Task to complete
Give, as a bare number, the count of lines that contain the word "Administration".
----------
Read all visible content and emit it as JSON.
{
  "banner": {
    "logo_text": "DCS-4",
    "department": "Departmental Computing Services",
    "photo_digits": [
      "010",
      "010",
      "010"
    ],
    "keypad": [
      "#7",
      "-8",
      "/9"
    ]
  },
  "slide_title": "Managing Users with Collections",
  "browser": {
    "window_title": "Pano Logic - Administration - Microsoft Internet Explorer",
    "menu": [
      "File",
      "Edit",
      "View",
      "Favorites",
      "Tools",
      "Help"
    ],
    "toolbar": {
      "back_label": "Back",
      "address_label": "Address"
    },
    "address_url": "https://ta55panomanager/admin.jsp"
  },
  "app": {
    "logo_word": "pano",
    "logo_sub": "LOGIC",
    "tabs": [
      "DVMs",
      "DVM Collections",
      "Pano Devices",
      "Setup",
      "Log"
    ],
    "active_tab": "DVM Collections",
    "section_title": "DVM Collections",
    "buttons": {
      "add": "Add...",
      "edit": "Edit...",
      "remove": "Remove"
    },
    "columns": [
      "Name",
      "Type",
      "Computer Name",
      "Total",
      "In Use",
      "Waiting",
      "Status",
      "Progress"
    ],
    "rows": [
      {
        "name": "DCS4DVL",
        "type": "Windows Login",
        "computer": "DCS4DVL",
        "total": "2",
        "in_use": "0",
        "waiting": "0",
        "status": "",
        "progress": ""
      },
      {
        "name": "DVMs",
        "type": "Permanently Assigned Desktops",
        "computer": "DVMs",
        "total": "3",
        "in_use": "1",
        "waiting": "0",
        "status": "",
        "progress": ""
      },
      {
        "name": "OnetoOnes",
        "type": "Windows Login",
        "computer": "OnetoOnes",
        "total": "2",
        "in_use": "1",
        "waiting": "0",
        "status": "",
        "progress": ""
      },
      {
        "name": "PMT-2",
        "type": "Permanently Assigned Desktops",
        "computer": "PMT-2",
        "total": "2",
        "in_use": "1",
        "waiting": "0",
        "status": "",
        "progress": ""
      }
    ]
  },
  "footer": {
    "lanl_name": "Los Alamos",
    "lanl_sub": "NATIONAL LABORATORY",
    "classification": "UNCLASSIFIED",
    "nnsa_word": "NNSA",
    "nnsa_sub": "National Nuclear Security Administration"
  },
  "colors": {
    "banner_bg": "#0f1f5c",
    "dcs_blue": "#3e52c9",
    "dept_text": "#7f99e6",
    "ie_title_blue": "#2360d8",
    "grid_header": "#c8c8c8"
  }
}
----------
Solution for this exercise
2